Exercise
Pictures aside, write out every record exactly as it appears.

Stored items
________________________________________
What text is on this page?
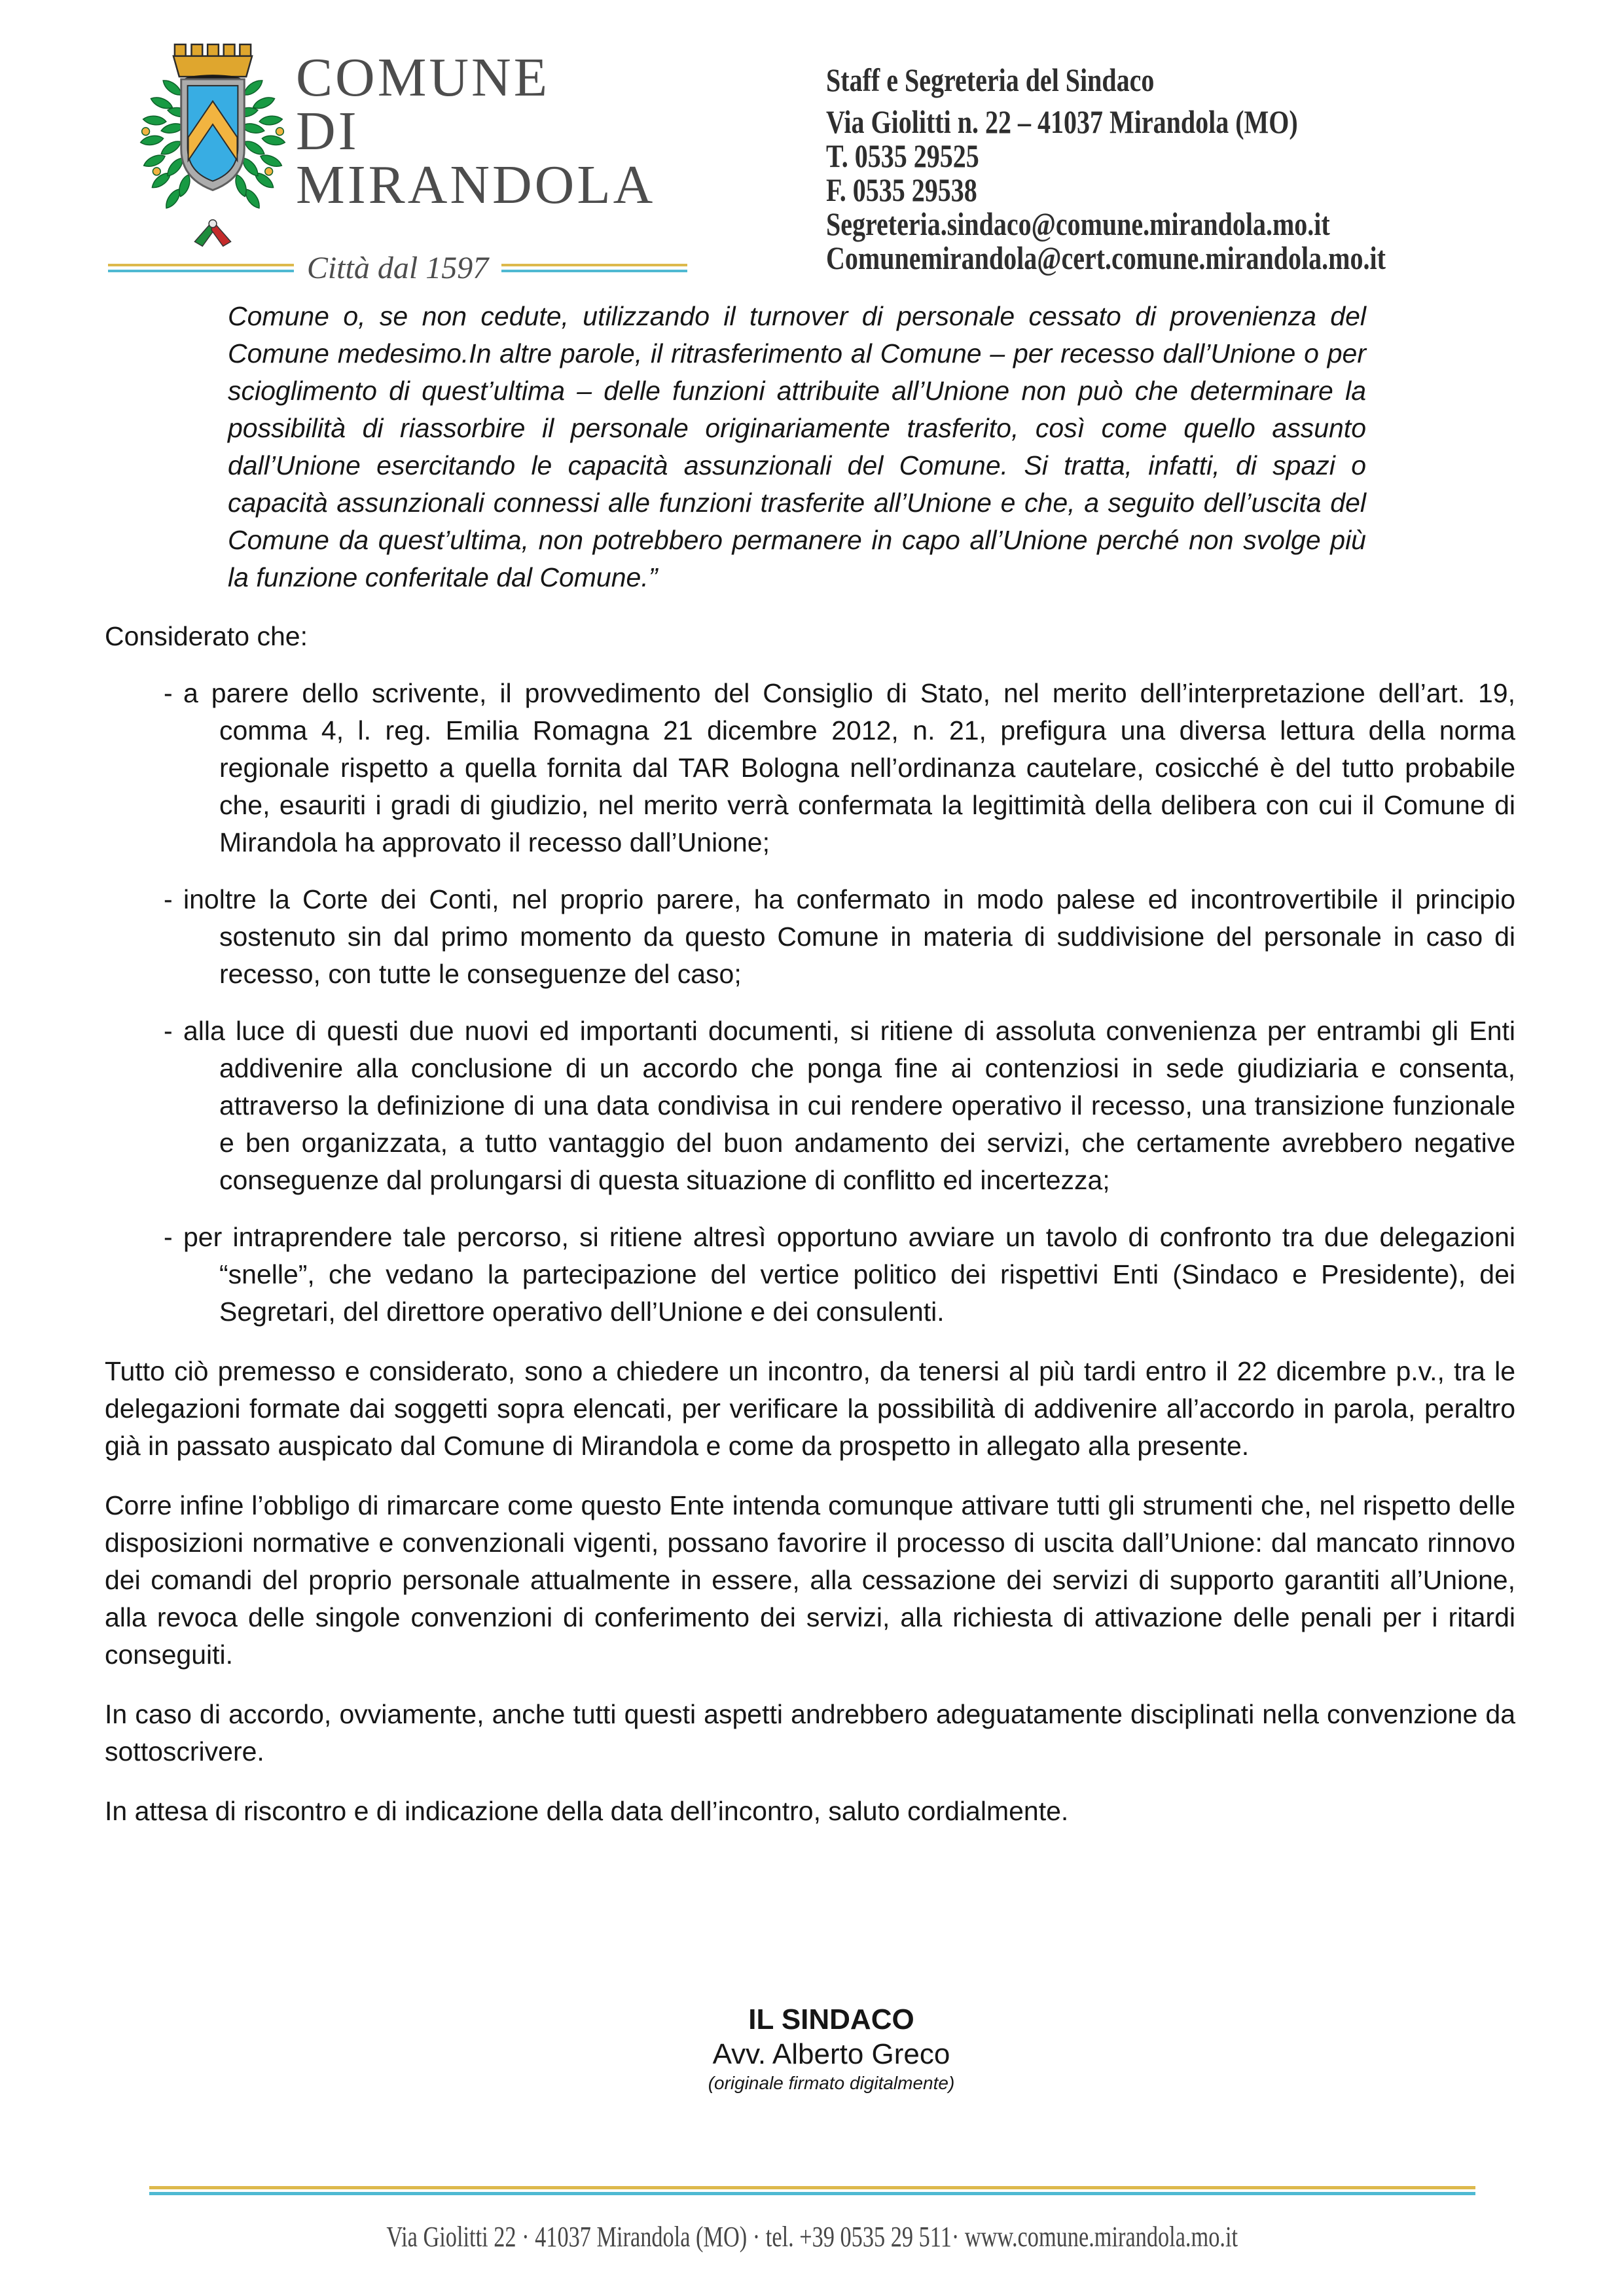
COMUNE
DI
MIRANDOLA
Città dal 1597
Staff e Segreteria del Sindaco
Via Giolitti n. 22 – 41037 Mirandola (MO)
T. 0535 29525
F. 0535 29538
Segreteria.sindaco@comune.mirandola.mo.it
Comunemirandola@cert.comune.mirandola.mo.it
Comune o, se non cedute, utilizzando il turnover di personale cessato di provenienza del Comune medesimo.In altre parole, il ritrasferimento al Comune – per recesso dall’Unione o per scioglimento di quest’ultima – delle funzioni attribuite all’Unione non può che determinare la possibilità di riassorbire il personale originariamente trasferito, così come quello assunto dall’Unione esercitando le capacità assunzionali del Comune. Si tratta, infatti, di spazi o capacità assunzionali connessi alle funzioni trasferite all’Unione e che, a seguito dell’uscita del Comune da quest’ultima, non potrebbero permanere in capo all’Unione perché non svolge più la funzione conferitale dal Comune.”
Considerato che:
- a parere dello scrivente, il provvedimento del Consiglio di Stato, nel merito dell’interpretazione dell’art. 19, comma 4, l. reg. Emilia Romagna 21 dicembre 2012, n. 21, prefigura una diversa lettura della norma regionale rispetto a quella fornita dal TAR Bologna nell’ordinanza cautelare, cosicché è del tutto probabile che, esauriti i gradi di giudizio, nel merito verrà confermata la legittimità della delibera con cui il Comune di Mirandola ha approvato il recesso dall’Unione;
- inoltre la Corte dei Conti, nel proprio parere, ha confermato in modo palese ed incontrovertibile il principio sostenuto sin dal primo momento da questo Comune in materia di suddivisione del personale in caso di recesso, con tutte le conseguenze del caso;
- alla luce di questi due nuovi ed importanti documenti, si ritiene di assoluta convenienza per entrambi gli Enti addivenire alla conclusione di un accordo che ponga fine ai contenziosi in sede giudiziaria e consenta, attraverso la definizione di una data condivisa in cui rendere operativo il recesso, una transizione funzionale e ben organizzata, a tutto vantaggio del buon andamento dei servizi, che certamente avrebbero negative conseguenze dal prolungarsi di questa situazione di conflitto ed incertezza;
- per intraprendere tale percorso, si ritiene altresì opportuno avviare un tavolo di confronto tra due delegazioni “snelle”, che vedano la partecipazione del vertice politico dei rispettivi Enti (Sindaco e Presidente), dei Segretari, del direttore operativo dell’Unione e dei consulenti.
Tutto ciò premesso e considerato, sono a chiedere un incontro, da tenersi al più tardi entro il 22 dicembre p.v., tra le delegazioni formate dai soggetti sopra elencati, per verificare la possibilità di addivenire all’accordo in parola, peraltro già in passato auspicato dal Comune di Mirandola e come da prospetto in allegato alla presente.
Corre infine l’obbligo di rimarcare come questo Ente intenda comunque attivare tutti gli strumenti che, nel rispetto delle disposizioni normative e convenzionali vigenti, possano favorire il processo di uscita dall’Unione: dal mancato rinnovo dei comandi del proprio personale attualmente in essere, alla cessazione dei servizi di supporto garantiti all’Unione, alla revoca delle singole convenzioni di conferimento dei servizi, alla richiesta di attivazione delle penali per i ritardi conseguiti.
In caso di accordo, ovviamente, anche tutti questi aspetti andrebbero adeguatamente disciplinati nella convenzione da sottoscrivere.
In attesa di riscontro e di indicazione della data dell’incontro, saluto cordialmente.
IL SINDACO
Avv. Alberto Greco
(originale firmato digitalmente)
Via Giolitti 22 · 41037 Mirandola (MO) · tel. +39 0535 29 511· www.comune.mirandola.mo.it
________________________________________
Result of the task
What text is on this page?
COMUNE
DI
MIRANDOLA
Città dal 1597
Staff e Segreteria del Sindaco
Via Giolitti n. 22 – 41037 Mirandola (MO)
T. 0535 29525
F. 0535 29538
Segreteria.sindaco@comune.mirandola.mo.it
Comunemirandola@cert.comune.mirandola.mo.it
Comune o, se non cedute, utilizzando il turnover di personale cessato di provenienza del Comune medesimo.In altre parole, il ritrasferimento al Comune – per recesso dall’Unione o per scioglimento di quest’ultima – delle funzioni attribuite all’Unione non può che determinare la possibilità di riassorbire il personale originariamente trasferito, così come quello assunto dall’Unione esercitando le capacità assunzionali del Comune. Si tratta, infatti, di spazi o capacità assunzionali connessi alle funzioni trasferite all’Unione e che, a seguito dell’uscita del Comune da quest’ultima, non potrebbero permanere in capo all’Unione perché non svolge più la funzione conferitale dal Comune.”
Considerato che:
- a parere dello scrivente, il provvedimento del Consiglio di Stato, nel merito dell’interpretazione dell’art. 19, comma 4, l. reg. Emilia Romagna 21 dicembre 2012, n. 21, prefigura una diversa lettura della norma regionale rispetto a quella fornita dal TAR Bologna nell’ordinanza cautelare, cosicché è del tutto probabile che, esauriti i gradi di giudizio, nel merito verrà confermata la legittimità della delibera con cui il Comune di Mirandola ha approvato il recesso dall’Unione;
- inoltre la Corte dei Conti, nel proprio parere, ha confermato in modo palese ed incontrovertibile il principio sostenuto sin dal primo momento da questo Comune in materia di suddivisione del personale in caso di recesso, con tutte le conseguenze del caso;
- alla luce di questi due nuovi ed importanti documenti, si ritiene di assoluta convenienza per entrambi gli Enti addivenire alla conclusione di un accordo che ponga fine ai contenziosi in sede giudiziaria e consenta, attraverso la definizione di una data condivisa in cui rendere operativo il recesso, una transizione funzionale e ben organizzata, a tutto vantaggio del buon andamento dei servizi, che certamente avrebbero negative conseguenze dal prolungarsi di questa situazione di conflitto ed incertezza;
- per intraprendere tale percorso, si ritiene altresì opportuno avviare un tavolo di confronto tra due delegazioni “snelle”, che vedano la partecipazione del vertice politico dei rispettivi Enti (Sindaco e Presidente), dei Segretari, del direttore operativo dell’Unione e dei consulenti.
Tutto ciò premesso e considerato, sono a chiedere un incontro, da tenersi al più tardi entro il 22 dicembre p.v., tra le delegazioni formate dai soggetti sopra elencati, per verificare la possibilità di addivenire all’accordo in parola, peraltro già in passato auspicato dal Comune di Mirandola e come da prospetto in allegato alla presente.
Corre infine l’obbligo di rimarcare come questo Ente intenda comunque attivare tutti gli strumenti che, nel rispetto delle disposizioni normative e convenzionali vigenti, possano favorire il processo di uscita dall’Unione: dal mancato rinnovo dei comandi del proprio personale attualmente in essere, alla cessazione dei servizi di supporto garantiti all’Unione, alla revoca delle singole convenzioni di conferimento dei servizi, alla richiesta di attivazione delle penali per i ritardi conseguiti.
In caso di accordo, ovviamente, anche tutti questi aspetti andrebbero adeguatamente disciplinati nella convenzione da sottoscrivere.
In attesa di riscontro e di indicazione della data dell’incontro, saluto cordialmente.
IL SINDACO
Avv. Alberto Greco
(originale firmato digitalmente)
Via Giolitti 22 · 41037 Mirandola (MO) · tel. +39 0535 29 511· www.comune.mirandola.mo.it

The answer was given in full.